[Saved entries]
— begin —

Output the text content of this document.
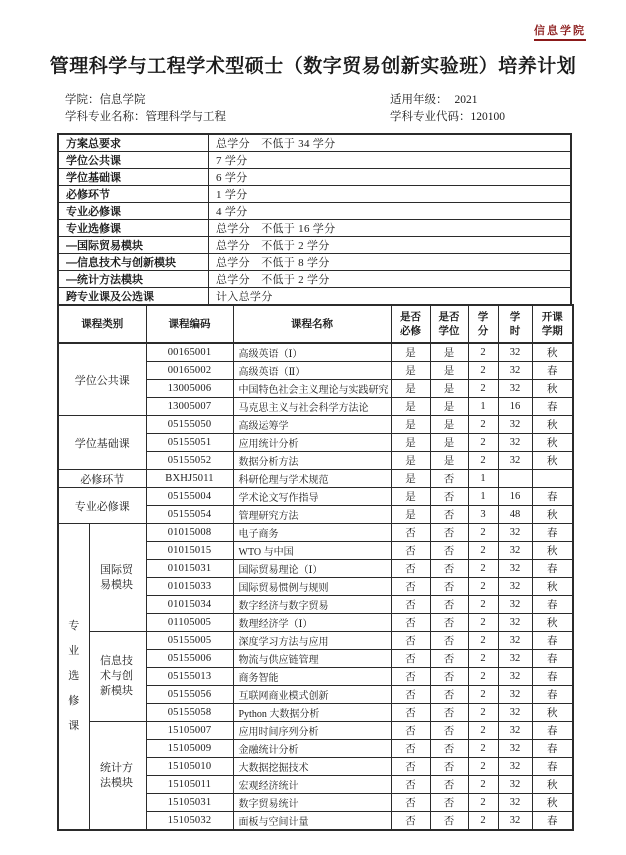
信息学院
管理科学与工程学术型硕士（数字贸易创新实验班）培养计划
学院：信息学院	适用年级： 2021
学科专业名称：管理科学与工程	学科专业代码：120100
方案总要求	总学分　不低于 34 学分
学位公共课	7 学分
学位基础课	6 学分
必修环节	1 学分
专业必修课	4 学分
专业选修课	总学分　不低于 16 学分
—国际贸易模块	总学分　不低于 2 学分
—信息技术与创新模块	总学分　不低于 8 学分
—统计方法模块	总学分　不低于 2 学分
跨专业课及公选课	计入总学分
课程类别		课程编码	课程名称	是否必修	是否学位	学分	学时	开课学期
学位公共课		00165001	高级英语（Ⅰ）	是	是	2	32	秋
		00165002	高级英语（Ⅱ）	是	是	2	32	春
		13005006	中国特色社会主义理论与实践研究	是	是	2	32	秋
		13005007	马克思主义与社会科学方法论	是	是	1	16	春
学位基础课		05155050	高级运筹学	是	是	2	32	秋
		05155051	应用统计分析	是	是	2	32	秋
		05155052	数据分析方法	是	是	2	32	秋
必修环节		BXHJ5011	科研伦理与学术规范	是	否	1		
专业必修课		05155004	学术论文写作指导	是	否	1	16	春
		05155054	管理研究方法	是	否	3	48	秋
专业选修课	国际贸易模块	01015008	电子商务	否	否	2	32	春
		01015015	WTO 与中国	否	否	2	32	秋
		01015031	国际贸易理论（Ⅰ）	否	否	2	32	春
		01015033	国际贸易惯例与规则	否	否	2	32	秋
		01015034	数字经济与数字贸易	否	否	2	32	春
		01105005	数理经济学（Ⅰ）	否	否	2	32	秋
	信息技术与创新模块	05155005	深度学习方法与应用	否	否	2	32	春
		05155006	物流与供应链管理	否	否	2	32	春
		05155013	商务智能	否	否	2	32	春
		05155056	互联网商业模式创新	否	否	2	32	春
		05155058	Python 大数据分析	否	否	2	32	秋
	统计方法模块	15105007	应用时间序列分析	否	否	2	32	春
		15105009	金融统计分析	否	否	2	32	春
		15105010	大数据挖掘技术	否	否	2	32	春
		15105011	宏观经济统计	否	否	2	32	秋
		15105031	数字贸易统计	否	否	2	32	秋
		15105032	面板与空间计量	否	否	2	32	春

— end —

WORK TO COMPLETE | Look above for every line with the word "必修环节" and copy it.

IN RESPONSE |
必修环节	1 学分
必修环节		BXHJ5011	科研伦理与学术规范	是	否	1		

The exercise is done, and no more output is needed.